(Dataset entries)
-- start --

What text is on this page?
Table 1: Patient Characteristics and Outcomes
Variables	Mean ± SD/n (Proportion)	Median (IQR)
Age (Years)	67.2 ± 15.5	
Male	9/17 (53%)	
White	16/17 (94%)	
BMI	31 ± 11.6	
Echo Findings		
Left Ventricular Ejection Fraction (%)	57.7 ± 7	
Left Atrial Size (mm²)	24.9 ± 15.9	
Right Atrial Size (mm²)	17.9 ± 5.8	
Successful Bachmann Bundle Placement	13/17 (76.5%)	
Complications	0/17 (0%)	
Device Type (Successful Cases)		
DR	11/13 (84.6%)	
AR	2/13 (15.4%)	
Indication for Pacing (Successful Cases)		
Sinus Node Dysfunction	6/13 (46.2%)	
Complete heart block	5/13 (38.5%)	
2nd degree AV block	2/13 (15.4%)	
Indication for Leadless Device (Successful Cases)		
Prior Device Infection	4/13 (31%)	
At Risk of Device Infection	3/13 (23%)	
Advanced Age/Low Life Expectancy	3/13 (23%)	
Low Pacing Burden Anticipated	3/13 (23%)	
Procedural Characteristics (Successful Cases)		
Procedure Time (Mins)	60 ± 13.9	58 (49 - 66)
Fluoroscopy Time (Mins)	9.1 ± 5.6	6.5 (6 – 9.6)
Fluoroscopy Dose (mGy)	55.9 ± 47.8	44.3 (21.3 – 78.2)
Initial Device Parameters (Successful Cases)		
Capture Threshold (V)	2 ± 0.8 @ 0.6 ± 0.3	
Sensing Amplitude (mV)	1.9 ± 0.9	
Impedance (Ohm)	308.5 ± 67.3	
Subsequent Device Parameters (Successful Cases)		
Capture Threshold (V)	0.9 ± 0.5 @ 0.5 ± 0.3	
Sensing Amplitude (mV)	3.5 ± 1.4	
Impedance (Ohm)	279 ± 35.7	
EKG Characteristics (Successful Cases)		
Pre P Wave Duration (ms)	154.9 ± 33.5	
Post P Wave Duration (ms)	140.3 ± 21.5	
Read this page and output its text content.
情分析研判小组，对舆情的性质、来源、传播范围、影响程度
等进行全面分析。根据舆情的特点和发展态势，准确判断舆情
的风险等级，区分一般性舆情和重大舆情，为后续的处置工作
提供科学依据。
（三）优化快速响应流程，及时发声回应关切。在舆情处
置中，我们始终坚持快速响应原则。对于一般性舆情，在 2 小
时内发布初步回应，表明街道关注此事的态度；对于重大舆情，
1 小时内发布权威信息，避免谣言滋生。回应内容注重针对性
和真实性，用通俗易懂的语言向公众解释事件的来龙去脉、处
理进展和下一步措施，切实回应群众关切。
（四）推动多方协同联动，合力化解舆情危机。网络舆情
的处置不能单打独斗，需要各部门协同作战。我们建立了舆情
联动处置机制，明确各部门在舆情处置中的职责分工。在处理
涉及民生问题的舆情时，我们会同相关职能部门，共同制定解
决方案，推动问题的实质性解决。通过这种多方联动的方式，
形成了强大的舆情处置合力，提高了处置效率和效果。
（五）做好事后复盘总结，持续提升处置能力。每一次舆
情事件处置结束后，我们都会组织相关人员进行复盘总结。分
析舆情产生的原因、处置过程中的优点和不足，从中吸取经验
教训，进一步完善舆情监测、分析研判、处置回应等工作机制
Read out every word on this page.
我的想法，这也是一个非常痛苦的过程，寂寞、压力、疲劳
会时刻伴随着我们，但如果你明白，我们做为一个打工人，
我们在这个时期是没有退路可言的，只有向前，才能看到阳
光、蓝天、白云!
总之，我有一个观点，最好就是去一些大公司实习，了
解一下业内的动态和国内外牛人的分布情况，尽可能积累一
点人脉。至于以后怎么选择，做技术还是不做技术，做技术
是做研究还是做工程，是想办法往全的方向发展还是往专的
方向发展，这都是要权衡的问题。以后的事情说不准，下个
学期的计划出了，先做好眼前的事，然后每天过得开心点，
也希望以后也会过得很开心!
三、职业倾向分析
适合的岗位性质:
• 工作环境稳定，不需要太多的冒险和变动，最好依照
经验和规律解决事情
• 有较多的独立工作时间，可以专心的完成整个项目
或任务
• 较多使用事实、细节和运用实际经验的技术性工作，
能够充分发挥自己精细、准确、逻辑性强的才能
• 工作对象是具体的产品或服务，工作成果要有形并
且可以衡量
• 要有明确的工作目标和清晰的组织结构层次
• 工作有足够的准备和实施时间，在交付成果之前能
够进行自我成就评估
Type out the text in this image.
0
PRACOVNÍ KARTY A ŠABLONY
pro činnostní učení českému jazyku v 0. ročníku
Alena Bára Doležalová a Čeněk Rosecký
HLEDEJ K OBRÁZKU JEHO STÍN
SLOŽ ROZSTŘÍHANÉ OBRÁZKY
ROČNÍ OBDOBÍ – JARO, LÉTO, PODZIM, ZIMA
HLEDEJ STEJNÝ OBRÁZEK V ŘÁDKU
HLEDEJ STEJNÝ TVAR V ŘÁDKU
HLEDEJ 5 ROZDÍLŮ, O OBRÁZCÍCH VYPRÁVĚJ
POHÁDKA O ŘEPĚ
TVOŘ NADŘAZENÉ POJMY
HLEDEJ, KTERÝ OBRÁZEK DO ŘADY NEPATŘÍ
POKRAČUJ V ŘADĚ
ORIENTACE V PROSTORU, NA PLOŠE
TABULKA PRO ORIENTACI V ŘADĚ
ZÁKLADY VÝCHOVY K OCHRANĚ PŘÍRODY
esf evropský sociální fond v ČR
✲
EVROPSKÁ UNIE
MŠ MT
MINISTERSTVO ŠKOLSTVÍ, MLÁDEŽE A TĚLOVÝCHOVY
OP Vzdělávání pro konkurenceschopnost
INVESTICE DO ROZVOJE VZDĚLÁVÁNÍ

-- end --

Transcribe each entry exactly.

◆ Solved problem
What text is on this page?
Table 1: Patient Characteristics and Outcomes
Variables	Mean ± SD/n (Proportion)	Median (IQR)
Age (Years)	67.2 ± 15.5	
Male	9/17 (53%)	
White	16/17 (94%)	
BMI	31 ± 11.6	
Echo Findings		
Left Ventricular Ejection Fraction (%)	57.7 ± 7	
Left Atrial Size (mm²)	24.9 ± 15.9	
Right Atrial Size (mm²)	17.9 ± 5.8	
Successful Bachmann Bundle Placement	13/17 (76.5%)	
Complications	0/17 (0%)	
Device Type (Successful Cases)		
DR	11/13 (84.6%)	
AR	2/13 (15.4%)	
Indication for Pacing (Successful Cases)		
Sinus Node Dysfunction	6/13 (46.2%)	
Complete heart block	5/13 (38.5%)	
2nd degree AV block	2/13 (15.4%)	
Indication for Leadless Device (Successful Cases)		
Prior Device Infection	4/13 (31%)	
At Risk of Device Infection	3/13 (23%)	
Advanced Age/Low Life Expectancy	3/13 (23%)	
Low Pacing Burden Anticipated	3/13 (23%)	
Procedural Characteristics (Successful Cases)		
Procedure Time (Mins)	60 ± 13.9	58 (49 - 66)
Fluoroscopy Time (Mins)	9.1 ± 5.6	6.5 (6 – 9.6)
Fluoroscopy Dose (mGy)	55.9 ± 47.8	44.3 (21.3 – 78.2)
Initial Device Parameters (Successful Cases)		
Capture Threshold (V)	2 ± 0.8 @ 0.6 ± 0.3	
Sensing Amplitude (mV)	1.9 ± 0.9	
Impedance (Ohm)	308.5 ± 67.3	
Subsequent Device Parameters (Successful Cases)		
Capture Threshold (V)	0.9 ± 0.5 @ 0.5 ± 0.3	
Sensing Amplitude (mV)	3.5 ± 1.4	
Impedance (Ohm)	279 ± 35.7	
EKG Characteristics (Successful Cases)		
Pre P Wave Duration (ms)	154.9 ± 33.5	
Post P Wave Duration (ms)	140.3 ± 21.5	
Read this page and output its text content.
情分析研判小组，对舆情的性质、来源、传播范围、影响程度
等进行全面分析。根据舆情的特点和发展态势，准确判断舆情
的风险等级，区分一般性舆情和重大舆情，为后续的处置工作
提供科学依据。
（三）优化快速响应流程，及时发声回应关切。在舆情处
置中，我们始终坚持快速响应原则。对于一般性舆情，在 2 小
时内发布初步回应，表明街道关注此事的态度；对于重大舆情，
1 小时内发布权威信息，避免谣言滋生。回应内容注重针对性
和真实性，用通俗易懂的语言向公众解释事件的来龙去脉、处
理进展和下一步措施，切实回应群众关切。
（四）推动多方协同联动，合力化解舆情危机。网络舆情
的处置不能单打独斗，需要各部门协同作战。我们建立了舆情
联动处置机制，明确各部门在舆情处置中的职责分工。在处理
涉及民生问题的舆情时，我们会同相关职能部门，共同制定解
决方案，推动问题的实质性解决。通过这种多方联动的方式，
形成了强大的舆情处置合力，提高了处置效率和效果。
（五）做好事后复盘总结，持续提升处置能力。每一次舆
情事件处置结束后，我们都会组织相关人员进行复盘总结。分
析舆情产生的原因、处置过程中的优点和不足，从中吸取经验
教训，进一步完善舆情监测、分析研判、处置回应等工作机制
Read out every word on this page.
我的想法，这也是一个非常痛苦的过程，寂寞、压力、疲劳
会时刻伴随着我们，但如果你明白，我们做为一个打工人，
我们在这个时期是没有退路可言的，只有向前，才能看到阳
光、蓝天、白云!
总之，我有一个观点，最好就是去一些大公司实习，了
解一下业内的动态和国内外牛人的分布情况，尽可能积累一
点人脉。至于以后怎么选择，做技术还是不做技术，做技术
是做研究还是做工程，是想办法往全的方向发展还是往专的
方向发展，这都是要权衡的问题。以后的事情说不准，下个
学期的计划出了，先做好眼前的事，然后每天过得开心点，
也希望以后也会过得很开心!
三、职业倾向分析
适合的岗位性质:
• 工作环境稳定，不需要太多的冒险和变动，最好依照
经验和规律解决事情
• 有较多的独立工作时间，可以专心的完成整个项目
或任务
• 较多使用事实、细节和运用实际经验的技术性工作，
能够充分发挥自己精细、准确、逻辑性强的才能
• 工作对象是具体的产品或服务，工作成果要有形并
且可以衡量
• 要有明确的工作目标和清晰的组织结构层次
• 工作有足够的准备和实施时间，在交付成果之前能
够进行自我成就评估
Type out the text in this image.
0
PRACOVNÍ KARTY A ŠABLONY
pro činnostní učení českému jazyku v 0. ročníku
Alena Bára Doležalová a Čeněk Rosecký
HLEDEJ K OBRÁZKU JEHO STÍN
SLOŽ ROZSTŘÍHANÉ OBRÁZKY
ROČNÍ OBDOBÍ – JARO, LÉTO, PODZIM, ZIMA
HLEDEJ STEJNÝ OBRÁZEK V ŘÁDKU
HLEDEJ STEJNÝ TVAR V ŘÁDKU
HLEDEJ 5 ROZDÍLŮ, O OBRÁZCÍCH VYPRÁVĚJ
POHÁDKA O ŘEPĚ
TVOŘ NADŘAZENÉ POJMY
HLEDEJ, KTERÝ OBRÁZEK DO ŘADY NEPATŘÍ
POKRAČUJ V ŘADĚ
ORIENTACE V PROSTORU, NA PLOŠE
TABULKA PRO ORIENTACI V ŘADĚ
ZÁKLADY VÝCHOVY K OCHRANĚ PŘÍRODY
esf evropský sociální fond v ČR
✲
EVROPSKÁ UNIE
MŠ MT
MINISTERSTVO ŠKOLSTVÍ, MLÁDEŽE A TĚLOVÝCHOVY
OP Vzdělávání pro konkurenceschopnost
INVESTICE DO ROZVOJE VZDĚLÁVÁNÍ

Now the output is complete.